Work instructions
Pull out every line below containing the word "Camellietea".

Data in this exercise

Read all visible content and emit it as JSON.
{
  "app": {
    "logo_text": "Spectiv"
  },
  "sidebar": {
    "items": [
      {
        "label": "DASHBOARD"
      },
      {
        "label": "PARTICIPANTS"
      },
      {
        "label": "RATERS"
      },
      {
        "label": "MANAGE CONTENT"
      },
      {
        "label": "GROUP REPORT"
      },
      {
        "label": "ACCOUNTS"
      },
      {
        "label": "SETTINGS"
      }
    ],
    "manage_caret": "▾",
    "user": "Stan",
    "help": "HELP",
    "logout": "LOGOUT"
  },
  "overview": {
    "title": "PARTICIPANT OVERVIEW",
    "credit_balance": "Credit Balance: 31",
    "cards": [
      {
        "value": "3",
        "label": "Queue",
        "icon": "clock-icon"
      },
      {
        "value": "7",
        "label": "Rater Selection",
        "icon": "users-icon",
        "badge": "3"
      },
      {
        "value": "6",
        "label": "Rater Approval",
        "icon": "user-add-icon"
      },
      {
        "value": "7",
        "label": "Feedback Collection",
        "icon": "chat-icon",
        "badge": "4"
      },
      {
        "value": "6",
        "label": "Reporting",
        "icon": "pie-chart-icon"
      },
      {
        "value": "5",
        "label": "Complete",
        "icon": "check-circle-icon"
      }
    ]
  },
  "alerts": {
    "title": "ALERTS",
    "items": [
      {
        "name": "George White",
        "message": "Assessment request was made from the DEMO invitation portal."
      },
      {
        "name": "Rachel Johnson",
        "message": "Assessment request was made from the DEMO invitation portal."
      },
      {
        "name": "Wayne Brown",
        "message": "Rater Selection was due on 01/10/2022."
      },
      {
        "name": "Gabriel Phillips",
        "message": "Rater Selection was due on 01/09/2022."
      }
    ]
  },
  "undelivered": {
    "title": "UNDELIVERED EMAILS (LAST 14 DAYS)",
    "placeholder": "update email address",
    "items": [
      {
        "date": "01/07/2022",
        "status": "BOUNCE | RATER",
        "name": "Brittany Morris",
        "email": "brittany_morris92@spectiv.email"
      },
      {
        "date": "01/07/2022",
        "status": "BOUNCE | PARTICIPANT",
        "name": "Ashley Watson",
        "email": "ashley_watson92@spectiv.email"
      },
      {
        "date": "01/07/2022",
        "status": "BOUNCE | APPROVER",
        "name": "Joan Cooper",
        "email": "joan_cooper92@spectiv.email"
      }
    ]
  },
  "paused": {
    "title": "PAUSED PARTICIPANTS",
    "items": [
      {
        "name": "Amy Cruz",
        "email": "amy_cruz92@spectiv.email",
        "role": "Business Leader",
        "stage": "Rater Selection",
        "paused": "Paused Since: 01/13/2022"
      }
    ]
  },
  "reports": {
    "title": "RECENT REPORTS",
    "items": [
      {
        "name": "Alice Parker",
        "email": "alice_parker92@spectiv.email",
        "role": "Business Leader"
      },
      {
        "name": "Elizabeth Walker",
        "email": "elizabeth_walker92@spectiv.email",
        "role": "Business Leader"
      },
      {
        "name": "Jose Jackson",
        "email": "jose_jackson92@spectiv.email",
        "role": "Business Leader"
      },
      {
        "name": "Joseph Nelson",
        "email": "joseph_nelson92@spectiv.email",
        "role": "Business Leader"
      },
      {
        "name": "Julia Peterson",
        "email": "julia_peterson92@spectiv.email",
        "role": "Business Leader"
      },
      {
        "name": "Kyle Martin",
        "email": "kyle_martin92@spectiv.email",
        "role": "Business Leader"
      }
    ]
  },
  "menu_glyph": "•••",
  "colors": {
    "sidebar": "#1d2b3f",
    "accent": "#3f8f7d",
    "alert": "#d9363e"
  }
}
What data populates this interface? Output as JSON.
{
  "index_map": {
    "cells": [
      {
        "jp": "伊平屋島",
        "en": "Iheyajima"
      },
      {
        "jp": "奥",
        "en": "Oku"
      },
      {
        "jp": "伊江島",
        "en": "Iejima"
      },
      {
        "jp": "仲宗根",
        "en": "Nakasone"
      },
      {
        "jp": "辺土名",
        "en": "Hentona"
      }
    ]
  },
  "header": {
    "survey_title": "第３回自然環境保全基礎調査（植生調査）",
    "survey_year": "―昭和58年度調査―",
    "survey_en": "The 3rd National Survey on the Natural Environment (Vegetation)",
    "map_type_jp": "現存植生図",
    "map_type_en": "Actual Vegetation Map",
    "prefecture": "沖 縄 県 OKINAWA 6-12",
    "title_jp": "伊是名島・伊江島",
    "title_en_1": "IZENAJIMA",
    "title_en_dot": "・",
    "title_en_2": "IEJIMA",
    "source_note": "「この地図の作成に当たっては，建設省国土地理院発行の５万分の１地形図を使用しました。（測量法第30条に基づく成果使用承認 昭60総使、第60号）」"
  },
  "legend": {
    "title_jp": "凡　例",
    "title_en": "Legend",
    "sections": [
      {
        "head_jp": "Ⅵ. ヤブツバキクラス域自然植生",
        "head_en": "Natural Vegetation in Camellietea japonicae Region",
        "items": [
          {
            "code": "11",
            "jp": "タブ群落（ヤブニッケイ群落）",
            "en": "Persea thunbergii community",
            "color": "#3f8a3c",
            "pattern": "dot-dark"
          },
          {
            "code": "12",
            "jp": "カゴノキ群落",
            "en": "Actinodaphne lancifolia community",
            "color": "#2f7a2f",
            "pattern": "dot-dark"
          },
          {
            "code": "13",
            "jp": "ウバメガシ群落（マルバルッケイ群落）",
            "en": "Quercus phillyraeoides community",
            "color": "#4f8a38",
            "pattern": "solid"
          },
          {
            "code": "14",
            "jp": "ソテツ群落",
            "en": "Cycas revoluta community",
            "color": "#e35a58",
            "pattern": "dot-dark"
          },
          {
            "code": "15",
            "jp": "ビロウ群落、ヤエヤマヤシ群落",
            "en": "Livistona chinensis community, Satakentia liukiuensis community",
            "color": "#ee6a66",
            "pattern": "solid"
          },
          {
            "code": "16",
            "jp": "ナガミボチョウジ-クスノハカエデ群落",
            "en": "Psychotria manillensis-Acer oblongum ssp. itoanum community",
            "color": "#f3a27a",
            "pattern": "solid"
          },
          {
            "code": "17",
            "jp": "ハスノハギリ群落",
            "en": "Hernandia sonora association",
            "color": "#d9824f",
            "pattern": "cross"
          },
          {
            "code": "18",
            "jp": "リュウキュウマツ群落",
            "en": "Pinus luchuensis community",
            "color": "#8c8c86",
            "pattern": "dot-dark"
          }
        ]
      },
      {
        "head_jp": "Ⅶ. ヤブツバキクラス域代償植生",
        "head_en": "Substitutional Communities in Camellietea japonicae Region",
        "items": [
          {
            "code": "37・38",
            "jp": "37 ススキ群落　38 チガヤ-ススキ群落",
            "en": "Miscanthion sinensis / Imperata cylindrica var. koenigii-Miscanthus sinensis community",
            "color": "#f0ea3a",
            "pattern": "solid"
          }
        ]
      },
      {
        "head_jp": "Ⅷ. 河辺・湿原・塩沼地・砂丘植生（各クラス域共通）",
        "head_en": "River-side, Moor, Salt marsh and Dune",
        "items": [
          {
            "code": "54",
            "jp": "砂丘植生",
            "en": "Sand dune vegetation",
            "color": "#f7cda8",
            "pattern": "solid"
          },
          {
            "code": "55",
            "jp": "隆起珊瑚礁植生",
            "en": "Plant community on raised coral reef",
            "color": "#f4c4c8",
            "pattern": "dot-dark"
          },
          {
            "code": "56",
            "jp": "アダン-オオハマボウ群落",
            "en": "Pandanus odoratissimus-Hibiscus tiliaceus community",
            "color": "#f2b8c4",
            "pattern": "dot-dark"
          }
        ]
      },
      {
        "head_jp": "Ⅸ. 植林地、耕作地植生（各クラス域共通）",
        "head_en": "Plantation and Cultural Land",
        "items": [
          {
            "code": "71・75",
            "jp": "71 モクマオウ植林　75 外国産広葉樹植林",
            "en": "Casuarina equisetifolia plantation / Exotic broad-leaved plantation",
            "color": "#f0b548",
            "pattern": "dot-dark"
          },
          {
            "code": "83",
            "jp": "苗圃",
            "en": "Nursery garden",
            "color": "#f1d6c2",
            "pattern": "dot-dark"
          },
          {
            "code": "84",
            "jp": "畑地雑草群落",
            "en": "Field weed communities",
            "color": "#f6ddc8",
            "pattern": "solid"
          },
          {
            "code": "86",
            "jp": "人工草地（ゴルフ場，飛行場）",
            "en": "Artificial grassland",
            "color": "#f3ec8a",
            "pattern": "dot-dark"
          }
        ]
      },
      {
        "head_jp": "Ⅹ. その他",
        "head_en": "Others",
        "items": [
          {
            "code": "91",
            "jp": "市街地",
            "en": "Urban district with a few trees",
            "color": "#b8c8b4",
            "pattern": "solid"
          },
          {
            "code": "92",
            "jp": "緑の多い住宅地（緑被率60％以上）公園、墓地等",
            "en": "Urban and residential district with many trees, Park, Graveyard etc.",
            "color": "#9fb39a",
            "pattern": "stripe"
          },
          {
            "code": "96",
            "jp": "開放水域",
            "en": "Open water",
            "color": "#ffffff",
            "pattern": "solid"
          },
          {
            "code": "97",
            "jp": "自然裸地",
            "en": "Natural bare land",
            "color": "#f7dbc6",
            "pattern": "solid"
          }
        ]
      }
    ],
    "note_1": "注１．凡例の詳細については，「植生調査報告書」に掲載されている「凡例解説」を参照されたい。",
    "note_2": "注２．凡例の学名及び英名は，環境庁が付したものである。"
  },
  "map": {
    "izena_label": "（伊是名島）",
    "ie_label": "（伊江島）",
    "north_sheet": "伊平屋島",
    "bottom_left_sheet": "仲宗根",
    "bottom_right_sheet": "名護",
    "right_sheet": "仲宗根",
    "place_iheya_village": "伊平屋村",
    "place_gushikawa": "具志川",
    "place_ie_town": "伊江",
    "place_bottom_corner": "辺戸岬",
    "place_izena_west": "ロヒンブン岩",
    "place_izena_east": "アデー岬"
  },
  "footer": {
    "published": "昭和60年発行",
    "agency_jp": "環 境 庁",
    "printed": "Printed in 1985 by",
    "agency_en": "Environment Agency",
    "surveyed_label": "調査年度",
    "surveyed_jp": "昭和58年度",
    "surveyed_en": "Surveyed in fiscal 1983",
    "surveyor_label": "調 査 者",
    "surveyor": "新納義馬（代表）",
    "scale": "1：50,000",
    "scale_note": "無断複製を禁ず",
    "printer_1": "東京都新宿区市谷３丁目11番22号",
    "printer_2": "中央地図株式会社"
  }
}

Correct result
        "head_en": "Natural Vegetation in Camellietea japonicae Region",
        "head_en": "Substitutional Communities in Camellietea japonicae Region",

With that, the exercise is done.